GOAL OF THE EXERCISE – Return the stretch of records from the start through the line containing "quick-settings-grid: Internet Bluetooth", reproducing each line verbatim.

-- Begin EXTRACTED INFORMATION --

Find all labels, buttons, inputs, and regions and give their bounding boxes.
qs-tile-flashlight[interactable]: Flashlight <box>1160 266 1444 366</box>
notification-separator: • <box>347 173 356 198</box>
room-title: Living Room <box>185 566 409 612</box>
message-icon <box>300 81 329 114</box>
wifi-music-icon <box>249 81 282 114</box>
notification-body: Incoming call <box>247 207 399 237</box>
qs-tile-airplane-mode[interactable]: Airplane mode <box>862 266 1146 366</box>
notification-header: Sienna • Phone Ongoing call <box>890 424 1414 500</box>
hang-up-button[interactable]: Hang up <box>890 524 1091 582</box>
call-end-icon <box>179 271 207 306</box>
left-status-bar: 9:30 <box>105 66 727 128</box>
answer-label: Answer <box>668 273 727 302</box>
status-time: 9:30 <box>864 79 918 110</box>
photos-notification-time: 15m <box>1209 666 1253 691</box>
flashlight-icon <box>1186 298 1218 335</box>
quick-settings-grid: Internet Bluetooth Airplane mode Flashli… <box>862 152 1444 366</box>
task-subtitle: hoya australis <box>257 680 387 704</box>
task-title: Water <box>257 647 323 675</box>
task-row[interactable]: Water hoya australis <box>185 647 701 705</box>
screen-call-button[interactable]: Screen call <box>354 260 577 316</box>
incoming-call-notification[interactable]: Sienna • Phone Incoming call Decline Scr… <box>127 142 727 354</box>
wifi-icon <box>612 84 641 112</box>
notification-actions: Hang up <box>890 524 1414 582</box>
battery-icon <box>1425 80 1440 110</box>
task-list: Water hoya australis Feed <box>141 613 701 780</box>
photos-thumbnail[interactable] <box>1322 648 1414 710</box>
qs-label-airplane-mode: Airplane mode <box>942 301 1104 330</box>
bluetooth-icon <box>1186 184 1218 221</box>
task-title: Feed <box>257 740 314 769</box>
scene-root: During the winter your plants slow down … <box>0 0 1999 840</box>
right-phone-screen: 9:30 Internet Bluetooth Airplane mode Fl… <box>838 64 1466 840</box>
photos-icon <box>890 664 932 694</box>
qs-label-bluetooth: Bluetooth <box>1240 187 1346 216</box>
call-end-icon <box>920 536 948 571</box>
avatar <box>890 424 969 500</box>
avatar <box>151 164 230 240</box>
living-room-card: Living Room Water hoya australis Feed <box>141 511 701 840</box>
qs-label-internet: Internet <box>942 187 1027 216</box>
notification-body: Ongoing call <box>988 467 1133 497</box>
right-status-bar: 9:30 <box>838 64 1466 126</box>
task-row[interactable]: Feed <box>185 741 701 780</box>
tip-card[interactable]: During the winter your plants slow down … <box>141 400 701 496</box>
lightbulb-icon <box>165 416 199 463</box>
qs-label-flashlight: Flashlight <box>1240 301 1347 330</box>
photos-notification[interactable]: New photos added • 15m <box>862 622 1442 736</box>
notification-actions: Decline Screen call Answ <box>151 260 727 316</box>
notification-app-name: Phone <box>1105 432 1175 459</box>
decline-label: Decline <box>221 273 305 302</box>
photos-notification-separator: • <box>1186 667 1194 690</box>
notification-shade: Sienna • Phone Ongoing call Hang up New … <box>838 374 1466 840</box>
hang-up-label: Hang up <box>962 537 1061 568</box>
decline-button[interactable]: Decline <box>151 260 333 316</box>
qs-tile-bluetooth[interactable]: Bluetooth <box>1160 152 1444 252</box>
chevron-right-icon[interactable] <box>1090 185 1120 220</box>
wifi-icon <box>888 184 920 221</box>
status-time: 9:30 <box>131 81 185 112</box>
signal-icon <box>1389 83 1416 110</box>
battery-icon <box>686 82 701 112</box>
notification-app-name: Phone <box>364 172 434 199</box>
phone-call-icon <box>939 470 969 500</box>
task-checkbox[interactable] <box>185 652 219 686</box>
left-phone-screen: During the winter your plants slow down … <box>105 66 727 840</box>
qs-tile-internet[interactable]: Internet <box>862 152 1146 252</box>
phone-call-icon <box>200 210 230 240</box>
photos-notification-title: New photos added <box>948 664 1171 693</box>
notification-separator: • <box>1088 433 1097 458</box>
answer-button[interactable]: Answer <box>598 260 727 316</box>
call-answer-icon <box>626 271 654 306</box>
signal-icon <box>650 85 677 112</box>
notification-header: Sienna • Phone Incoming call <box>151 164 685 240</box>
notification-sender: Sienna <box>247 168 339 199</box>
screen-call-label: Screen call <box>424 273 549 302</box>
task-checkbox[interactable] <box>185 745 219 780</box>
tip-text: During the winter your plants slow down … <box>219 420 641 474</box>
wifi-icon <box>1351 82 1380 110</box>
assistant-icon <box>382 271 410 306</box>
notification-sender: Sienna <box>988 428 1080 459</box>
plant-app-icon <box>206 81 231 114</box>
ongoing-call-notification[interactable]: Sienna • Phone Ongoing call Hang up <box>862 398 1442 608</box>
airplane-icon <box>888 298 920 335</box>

-- End EXTRACTED INFORMATION --

WRITTEN REPLY –
Find all labels, buttons, inputs, and regions and give their bounding boxes.
qs-tile-flashlight[interactable]: Flashlight <box>1160 266 1444 366</box>
notification-separator: • <box>347 173 356 198</box>
room-title: Living Room <box>185 566 409 612</box>
message-icon <box>300 81 329 114</box>
wifi-music-icon <box>249 81 282 114</box>
notification-body: Incoming call <box>247 207 399 237</box>
qs-tile-airplane-mode[interactable]: Airplane mode <box>862 266 1146 366</box>
notification-header: Sienna • Phone Ongoing call <box>890 424 1414 500</box>
hang-up-button[interactable]: Hang up <box>890 524 1091 582</box>
call-end-icon <box>179 271 207 306</box>
left-status-bar: 9:30 <box>105 66 727 128</box>
answer-label: Answer <box>668 273 727 302</box>
status-time: 9:30 <box>864 79 918 110</box>
photos-notification-time: 15m <box>1209 666 1253 691</box>
flashlight-icon <box>1186 298 1218 335</box>
quick-settings-grid: Internet Bluetooth Airplane mode Flashli… <box>862 152 1444 366</box>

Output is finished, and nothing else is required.